*Given problem*.
Pull out every line containing the string "ethanolic".

[begin Dataset]

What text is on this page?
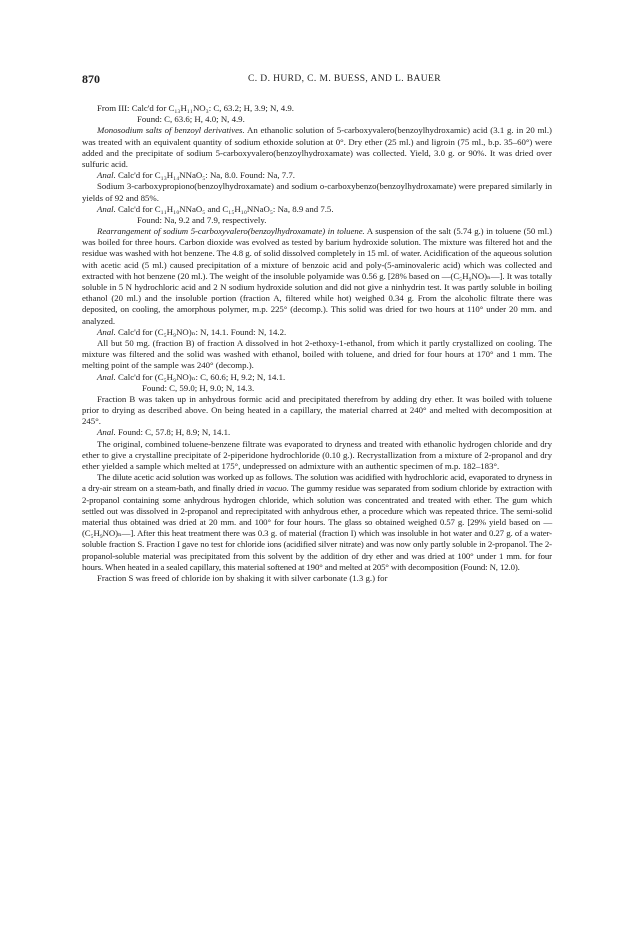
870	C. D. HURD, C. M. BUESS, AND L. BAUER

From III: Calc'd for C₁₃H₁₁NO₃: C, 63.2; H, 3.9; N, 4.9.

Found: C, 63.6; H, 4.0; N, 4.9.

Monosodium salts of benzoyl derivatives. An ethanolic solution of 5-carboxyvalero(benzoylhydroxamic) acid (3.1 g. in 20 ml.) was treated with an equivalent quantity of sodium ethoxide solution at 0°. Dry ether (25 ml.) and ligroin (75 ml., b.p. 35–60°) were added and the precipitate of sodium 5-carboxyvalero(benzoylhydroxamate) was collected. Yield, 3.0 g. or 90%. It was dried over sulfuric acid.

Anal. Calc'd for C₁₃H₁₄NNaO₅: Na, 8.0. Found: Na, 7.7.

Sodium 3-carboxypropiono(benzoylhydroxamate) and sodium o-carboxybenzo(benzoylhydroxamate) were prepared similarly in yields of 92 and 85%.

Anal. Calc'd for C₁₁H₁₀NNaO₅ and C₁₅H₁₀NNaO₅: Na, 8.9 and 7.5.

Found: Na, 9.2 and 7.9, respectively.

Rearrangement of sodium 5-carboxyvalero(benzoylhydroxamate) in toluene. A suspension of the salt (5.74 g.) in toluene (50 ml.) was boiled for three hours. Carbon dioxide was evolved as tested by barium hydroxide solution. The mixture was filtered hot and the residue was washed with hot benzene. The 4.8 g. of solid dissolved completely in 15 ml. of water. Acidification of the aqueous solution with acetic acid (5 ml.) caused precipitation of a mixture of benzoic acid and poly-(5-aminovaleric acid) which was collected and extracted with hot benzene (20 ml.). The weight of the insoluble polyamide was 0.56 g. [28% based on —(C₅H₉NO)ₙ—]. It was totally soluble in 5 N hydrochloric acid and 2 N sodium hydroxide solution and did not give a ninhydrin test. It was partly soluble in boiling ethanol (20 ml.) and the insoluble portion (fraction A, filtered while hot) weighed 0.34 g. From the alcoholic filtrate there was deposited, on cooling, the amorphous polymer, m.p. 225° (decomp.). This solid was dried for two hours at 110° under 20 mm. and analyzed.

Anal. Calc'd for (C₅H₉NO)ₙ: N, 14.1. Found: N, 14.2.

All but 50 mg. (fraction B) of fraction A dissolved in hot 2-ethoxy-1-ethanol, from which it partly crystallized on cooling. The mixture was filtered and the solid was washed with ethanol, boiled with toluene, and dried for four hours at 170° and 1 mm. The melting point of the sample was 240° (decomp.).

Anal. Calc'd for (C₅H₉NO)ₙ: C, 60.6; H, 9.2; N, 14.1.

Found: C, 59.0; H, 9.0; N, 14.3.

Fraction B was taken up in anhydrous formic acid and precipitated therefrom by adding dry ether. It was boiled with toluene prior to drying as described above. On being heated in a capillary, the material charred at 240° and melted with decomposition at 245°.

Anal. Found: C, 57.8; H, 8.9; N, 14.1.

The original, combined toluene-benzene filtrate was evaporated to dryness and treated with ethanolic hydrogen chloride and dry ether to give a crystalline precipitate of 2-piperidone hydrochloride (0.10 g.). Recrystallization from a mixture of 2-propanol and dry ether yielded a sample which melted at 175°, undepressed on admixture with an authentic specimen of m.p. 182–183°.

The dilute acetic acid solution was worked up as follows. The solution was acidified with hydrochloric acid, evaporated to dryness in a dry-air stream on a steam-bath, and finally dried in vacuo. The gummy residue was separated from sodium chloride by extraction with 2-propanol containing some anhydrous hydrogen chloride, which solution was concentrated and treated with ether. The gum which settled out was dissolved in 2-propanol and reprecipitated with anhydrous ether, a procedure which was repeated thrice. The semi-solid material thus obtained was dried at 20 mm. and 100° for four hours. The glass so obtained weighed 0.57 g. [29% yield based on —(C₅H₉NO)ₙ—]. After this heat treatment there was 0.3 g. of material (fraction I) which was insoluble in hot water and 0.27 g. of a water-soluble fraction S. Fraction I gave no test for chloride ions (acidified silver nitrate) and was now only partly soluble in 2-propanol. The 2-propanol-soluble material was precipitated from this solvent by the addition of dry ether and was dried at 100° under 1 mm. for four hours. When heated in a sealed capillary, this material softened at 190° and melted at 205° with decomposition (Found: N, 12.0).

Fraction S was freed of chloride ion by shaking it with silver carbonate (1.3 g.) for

[end Dataset]

*Exercise result*.
Monosodium salts of benzoyl derivatives. An ethanolic solution of 5-carboxyvalero(benzoylhydroxamic) acid (3.1 g. in 20 ml.) was treated with an equivalent quantity of sodium ethoxide solution at 0°. Dry ether (25 ml.) and ligroin (75 ml., b.p. 35–60°) were added and the precipitate of sodium 5-carboxyvalero(benzoylhydroxamate) was collected. Yield, 3.0 g. or 90%. It was dried over sulfuric acid.
The original, combined toluene-benzene filtrate was evaporated to dryness and treated with ethanolic hydrogen chloride and dry ether to give a crystalline precipitate of 2-piperidone hydrochloride (0.10 g.). Recrystallization from a mixture of 2-propanol and dry ether yielded a sample which melted at 175°, undepressed on admixture with an authentic specimen of m.p. 182–183°.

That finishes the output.